_Text excerpt_
================================

Just yesterday I read that Johns Hopkins Medical Library has decided to close its physical location on January 1, 2012. JHU embedded its subject librarians in their respective departments years ago, and after reviewing the relative use of print and electronic sources, decided to shut down the main building but have no plans to lay off any current staff. This is a major event, maybe even a turning point in the future of libraries, and it brought back vivid memories of the one day I spent in the Johns Hopkins Medical Library.
I studied at Johns Hopkins for five weeks in the summer of 1999, taking classes for college credit in Java and molecular biology before returning to high school for my senior year. Yes, I’m that young. Yes, I’m that much of a nerd.
For my molecular biology class we were split into teams to learn about a particular topic, write a paper, and present back to the class. My team got assigned stem cells, and I was in charge of looking up recent advances in the field. Using the online catalog and the materials available on the main campus, I learned of a seminal experiment that had been conducted a few years earlier. After reading the fifth article referencing the experiment, I decided to find the original article for myself. But the article wasn’t online, and it wasn’t on the Homewood Campus. The only copy was in the Medical Library.
So, the Saturday before the paper was due, I caught a bus to the Medical School and 20ish minutes later it dropped me off in front of the building. The library was open, but aside from a woman at the circulation desk, I don’t remember seeing anyone else. She pointed me to a computer terminal where I found the journal’s call number. Then I headed into the stacks.
I have a very distinct memory of the institutional concrete, metal shelves, and low lighting that greeted me when I got off the elevator. I found the aisle that held the back issues of the journal of the American Society of Hematology, aptly named Blood. Just imagine it: shelves upon shelves of black bound volumes, each with the word BLOOD emblazoned in large letters on the spine. I shivered, found the volume I needed, pulled it down, located the article, sat down in front of the shelf, and read the article. I nearly threw up.

================================

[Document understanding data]
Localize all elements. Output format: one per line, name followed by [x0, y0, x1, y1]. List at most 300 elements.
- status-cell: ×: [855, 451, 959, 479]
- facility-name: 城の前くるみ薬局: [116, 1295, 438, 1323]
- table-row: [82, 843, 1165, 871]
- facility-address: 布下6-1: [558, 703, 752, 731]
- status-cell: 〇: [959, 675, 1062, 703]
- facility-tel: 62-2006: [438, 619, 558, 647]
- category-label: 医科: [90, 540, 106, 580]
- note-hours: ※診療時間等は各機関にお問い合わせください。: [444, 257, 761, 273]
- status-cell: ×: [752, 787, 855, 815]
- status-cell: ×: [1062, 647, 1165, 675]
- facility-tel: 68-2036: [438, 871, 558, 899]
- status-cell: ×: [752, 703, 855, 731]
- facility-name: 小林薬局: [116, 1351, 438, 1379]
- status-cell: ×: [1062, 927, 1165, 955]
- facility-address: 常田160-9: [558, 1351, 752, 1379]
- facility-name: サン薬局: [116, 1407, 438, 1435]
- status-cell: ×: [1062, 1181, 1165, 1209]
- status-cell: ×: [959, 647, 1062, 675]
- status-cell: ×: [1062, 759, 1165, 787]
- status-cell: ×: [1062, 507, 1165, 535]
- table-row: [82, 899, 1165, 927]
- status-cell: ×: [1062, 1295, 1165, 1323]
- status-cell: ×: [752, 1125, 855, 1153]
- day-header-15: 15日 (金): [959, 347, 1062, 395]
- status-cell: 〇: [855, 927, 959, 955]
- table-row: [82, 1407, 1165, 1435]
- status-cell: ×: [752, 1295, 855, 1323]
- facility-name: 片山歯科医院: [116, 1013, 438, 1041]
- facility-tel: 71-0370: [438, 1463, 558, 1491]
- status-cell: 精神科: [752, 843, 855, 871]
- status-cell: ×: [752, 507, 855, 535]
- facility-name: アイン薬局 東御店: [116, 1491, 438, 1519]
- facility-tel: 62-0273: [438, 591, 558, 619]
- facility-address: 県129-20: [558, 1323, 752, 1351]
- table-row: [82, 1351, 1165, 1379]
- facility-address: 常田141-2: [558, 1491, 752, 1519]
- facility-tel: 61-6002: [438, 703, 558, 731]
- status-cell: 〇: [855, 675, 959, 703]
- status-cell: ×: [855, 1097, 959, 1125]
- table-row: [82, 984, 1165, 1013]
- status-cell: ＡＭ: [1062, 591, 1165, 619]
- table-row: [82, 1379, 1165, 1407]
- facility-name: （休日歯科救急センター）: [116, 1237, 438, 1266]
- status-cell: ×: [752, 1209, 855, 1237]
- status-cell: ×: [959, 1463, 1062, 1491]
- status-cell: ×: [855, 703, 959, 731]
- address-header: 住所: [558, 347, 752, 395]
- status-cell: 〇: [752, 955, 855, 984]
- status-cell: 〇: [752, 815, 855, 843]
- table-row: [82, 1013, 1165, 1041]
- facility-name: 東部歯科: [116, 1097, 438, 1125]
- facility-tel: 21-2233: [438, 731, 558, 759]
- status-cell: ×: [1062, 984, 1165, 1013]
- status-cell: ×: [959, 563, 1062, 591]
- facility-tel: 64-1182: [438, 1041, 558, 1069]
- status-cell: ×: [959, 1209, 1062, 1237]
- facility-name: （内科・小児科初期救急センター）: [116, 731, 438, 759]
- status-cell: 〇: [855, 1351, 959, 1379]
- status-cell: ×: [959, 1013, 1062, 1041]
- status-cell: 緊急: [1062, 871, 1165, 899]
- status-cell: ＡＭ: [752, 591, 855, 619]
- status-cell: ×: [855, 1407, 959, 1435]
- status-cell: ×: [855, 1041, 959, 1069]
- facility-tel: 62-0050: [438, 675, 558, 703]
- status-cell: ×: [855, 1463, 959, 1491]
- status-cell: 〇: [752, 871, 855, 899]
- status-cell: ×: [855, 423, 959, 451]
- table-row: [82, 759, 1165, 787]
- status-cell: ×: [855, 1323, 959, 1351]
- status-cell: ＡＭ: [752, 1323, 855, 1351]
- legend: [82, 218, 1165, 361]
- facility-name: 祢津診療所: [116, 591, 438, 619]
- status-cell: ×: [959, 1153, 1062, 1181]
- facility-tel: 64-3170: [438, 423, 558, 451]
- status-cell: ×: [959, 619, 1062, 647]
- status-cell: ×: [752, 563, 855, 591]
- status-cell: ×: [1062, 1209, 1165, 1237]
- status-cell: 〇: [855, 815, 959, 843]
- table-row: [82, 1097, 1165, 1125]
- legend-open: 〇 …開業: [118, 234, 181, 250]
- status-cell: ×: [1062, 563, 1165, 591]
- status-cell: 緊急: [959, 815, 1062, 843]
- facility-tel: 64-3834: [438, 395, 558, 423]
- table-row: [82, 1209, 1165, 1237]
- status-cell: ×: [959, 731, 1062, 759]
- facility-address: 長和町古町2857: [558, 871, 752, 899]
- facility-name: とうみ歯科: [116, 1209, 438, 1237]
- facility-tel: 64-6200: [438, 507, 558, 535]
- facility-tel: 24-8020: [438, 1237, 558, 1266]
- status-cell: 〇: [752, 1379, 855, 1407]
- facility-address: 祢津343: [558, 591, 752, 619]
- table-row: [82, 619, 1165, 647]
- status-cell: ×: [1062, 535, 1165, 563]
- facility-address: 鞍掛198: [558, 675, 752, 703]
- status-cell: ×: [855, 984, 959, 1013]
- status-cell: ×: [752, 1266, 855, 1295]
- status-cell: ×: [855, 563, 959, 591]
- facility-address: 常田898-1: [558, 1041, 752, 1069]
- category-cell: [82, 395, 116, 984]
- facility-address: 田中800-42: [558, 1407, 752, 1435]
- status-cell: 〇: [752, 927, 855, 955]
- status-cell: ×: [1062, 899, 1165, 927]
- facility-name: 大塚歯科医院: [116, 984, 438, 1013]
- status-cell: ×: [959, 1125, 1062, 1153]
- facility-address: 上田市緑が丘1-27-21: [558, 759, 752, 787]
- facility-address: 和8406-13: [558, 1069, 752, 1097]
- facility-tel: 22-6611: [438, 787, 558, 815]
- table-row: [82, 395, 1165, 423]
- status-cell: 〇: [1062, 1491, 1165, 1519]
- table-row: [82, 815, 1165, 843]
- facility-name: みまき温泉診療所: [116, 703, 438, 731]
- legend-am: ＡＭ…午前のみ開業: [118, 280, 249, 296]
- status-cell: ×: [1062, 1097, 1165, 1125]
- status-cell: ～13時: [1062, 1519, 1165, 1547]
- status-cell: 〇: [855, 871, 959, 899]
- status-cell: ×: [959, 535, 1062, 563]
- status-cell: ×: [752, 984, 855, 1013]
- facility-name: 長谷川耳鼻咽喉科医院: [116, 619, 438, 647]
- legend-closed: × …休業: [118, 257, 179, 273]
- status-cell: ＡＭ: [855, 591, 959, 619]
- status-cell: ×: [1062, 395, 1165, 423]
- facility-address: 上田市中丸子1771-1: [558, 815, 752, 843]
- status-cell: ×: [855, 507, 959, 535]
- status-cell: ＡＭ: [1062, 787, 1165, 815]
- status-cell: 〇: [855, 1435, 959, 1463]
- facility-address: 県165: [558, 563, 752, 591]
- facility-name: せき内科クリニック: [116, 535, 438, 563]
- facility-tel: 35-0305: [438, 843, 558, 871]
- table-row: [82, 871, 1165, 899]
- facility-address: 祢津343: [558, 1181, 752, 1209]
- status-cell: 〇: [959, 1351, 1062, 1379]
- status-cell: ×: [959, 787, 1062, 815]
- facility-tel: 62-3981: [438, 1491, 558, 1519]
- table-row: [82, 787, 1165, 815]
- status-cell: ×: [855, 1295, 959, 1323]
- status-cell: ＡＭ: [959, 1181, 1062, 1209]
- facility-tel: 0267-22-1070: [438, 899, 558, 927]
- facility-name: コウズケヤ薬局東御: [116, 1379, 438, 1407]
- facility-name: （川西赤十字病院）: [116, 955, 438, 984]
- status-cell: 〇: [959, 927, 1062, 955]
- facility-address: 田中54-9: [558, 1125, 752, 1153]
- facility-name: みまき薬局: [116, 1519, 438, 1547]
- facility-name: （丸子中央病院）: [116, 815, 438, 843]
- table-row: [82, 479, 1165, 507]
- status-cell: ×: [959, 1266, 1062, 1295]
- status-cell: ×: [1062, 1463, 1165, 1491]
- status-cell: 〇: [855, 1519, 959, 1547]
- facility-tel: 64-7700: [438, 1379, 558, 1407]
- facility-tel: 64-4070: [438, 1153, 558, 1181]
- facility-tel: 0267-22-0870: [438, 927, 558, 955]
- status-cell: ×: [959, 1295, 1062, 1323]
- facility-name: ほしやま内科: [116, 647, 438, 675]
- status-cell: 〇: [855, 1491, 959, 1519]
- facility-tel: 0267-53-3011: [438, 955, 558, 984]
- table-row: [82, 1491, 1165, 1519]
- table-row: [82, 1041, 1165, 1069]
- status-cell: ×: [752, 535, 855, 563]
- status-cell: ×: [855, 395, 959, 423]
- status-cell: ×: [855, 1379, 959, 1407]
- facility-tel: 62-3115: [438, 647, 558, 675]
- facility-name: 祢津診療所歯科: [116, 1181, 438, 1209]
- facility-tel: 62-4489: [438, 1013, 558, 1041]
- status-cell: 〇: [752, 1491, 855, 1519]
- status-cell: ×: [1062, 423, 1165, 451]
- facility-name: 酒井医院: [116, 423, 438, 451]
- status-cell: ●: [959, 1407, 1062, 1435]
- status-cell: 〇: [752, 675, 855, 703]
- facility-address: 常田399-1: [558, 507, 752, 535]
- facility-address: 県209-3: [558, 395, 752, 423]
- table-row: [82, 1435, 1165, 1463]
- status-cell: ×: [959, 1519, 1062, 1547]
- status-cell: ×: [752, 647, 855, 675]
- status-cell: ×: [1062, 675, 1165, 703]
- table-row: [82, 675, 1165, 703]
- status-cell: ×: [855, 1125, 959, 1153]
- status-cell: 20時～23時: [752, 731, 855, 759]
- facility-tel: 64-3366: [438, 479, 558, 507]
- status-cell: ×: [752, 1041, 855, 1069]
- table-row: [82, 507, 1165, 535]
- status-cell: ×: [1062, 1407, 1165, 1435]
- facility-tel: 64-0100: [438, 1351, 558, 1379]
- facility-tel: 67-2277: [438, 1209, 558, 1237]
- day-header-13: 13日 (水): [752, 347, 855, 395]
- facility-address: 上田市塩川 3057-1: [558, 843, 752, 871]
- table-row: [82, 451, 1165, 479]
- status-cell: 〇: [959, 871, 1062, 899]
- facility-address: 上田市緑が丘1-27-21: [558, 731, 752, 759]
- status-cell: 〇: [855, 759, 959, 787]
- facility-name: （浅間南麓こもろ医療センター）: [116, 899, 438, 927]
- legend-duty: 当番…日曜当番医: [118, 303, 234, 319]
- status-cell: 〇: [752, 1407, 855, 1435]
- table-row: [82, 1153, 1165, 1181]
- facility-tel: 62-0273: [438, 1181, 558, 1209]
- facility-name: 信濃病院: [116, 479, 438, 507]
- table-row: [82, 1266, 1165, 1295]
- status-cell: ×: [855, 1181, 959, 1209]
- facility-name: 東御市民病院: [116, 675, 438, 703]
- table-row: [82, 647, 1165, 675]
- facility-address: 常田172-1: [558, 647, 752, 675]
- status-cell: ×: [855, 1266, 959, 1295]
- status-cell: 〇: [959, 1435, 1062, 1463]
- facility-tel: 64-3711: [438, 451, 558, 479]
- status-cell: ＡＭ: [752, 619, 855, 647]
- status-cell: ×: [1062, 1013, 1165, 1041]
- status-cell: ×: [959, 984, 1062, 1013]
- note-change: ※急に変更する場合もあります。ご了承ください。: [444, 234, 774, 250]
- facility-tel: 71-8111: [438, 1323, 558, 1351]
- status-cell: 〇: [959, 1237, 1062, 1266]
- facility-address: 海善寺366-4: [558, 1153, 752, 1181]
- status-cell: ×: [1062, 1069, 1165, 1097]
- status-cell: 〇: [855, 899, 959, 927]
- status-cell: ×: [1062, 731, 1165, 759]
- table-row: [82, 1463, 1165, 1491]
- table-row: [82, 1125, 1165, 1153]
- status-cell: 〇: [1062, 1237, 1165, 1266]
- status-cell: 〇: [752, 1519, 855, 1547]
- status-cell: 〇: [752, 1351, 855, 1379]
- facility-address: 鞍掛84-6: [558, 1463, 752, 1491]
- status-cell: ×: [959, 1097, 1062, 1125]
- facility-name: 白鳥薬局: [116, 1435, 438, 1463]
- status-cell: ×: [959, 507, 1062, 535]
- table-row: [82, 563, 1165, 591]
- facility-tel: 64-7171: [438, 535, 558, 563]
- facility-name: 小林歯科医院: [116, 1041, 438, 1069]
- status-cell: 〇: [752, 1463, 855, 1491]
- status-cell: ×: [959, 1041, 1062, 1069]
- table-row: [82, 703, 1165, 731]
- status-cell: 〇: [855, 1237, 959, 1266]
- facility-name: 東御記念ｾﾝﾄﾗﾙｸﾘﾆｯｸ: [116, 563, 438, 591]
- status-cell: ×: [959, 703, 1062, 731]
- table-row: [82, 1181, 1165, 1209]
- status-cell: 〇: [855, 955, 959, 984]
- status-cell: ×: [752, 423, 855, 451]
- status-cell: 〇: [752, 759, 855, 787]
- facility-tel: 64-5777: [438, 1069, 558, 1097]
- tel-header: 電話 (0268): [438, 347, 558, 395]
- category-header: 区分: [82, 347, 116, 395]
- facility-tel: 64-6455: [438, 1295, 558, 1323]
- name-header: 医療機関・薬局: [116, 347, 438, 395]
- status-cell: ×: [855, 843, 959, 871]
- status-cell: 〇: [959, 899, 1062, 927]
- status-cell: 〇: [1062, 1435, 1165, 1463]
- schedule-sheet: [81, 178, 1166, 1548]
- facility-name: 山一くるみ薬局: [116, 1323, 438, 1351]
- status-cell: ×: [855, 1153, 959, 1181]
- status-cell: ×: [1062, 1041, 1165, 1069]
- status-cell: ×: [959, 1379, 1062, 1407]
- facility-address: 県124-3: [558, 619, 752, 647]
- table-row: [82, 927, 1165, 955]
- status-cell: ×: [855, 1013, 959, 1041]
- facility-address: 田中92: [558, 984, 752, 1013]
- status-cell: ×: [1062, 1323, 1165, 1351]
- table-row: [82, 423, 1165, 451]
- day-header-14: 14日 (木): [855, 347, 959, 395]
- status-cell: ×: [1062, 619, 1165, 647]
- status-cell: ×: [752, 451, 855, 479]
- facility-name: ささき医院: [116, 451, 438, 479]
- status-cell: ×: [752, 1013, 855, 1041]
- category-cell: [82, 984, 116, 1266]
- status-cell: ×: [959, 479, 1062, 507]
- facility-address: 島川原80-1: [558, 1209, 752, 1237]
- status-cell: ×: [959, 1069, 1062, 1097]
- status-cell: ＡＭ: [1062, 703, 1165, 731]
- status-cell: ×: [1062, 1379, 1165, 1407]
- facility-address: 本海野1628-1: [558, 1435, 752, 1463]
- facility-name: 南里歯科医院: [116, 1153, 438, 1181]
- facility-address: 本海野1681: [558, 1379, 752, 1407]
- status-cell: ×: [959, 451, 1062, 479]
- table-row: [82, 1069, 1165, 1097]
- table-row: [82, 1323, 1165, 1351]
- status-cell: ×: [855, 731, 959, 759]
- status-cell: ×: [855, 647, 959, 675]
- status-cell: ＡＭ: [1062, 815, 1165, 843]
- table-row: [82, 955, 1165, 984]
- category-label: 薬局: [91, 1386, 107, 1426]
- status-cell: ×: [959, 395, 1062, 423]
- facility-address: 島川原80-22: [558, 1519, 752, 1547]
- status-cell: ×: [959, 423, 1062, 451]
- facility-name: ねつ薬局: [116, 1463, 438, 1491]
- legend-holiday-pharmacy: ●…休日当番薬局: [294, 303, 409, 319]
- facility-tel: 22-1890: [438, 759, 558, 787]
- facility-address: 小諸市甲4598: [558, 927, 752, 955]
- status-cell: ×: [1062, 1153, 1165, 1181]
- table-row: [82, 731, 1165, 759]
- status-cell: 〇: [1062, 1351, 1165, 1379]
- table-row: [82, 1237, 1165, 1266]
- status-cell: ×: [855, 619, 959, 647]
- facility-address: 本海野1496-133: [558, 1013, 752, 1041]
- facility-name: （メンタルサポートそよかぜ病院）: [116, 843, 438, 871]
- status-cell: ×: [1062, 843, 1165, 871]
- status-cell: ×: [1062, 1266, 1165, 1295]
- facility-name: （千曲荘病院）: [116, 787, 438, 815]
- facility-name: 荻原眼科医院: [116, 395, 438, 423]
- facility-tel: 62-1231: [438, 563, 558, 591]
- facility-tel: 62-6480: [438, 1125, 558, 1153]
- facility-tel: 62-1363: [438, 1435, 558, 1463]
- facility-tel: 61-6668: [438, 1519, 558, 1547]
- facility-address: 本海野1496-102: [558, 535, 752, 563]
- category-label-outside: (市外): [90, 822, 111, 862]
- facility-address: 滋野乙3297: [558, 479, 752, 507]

================================

_Things to do_
1. Summarize the text about the Johns Hopkins Medical Library in two sentences.
2. Write the next part of the text about the Johns Hopkins Medical Library, continuing from its final sentence.

_Exercise answers_
1. Johns Hopkins Medical Library has decided to close its physical location on January 1, 2012, without laying off any current staff, a decision the writer considers a major event and possibly a turning point for libraries. The news recalls the writer's one day in that library during a 1999 summer program, when the search for the original article on a stem cell experiment led into dim stacks of bound volumes of the journal Blood, and reading the article left the writer nearly sick.

2.
The study that everyone had been so excited about? It described a new procedure tested on 8 patients — 3 of whom died and 2 contracted Graft-vs-Host Disease. This was the breakthrough, because it worked just as well as the previous treatment. Sitting on that concrete floor was the first time in my life that I seriously considered not going into medicine, whether as a doctor or researcher. I couldn’t face the body count.
After a few hours, I finished reading the article and taking my notes. I replaced the volume on the shelf and headed out to catch the bus.
In all the years I have spent in libraries — for relaxation, for research, and now for my job — I don’t think anything compares to that one day. Books have been some of my closest friends, but that article changed my life. That space is about to be gone. I’m sure the decision wasn’t made lightly, and I can’t argue with the reasons given. The information will be curated, preserved, accessible, and cumulative, and that is what matters. But I still felt the need to tell that story.
The library is dead. Long live the library.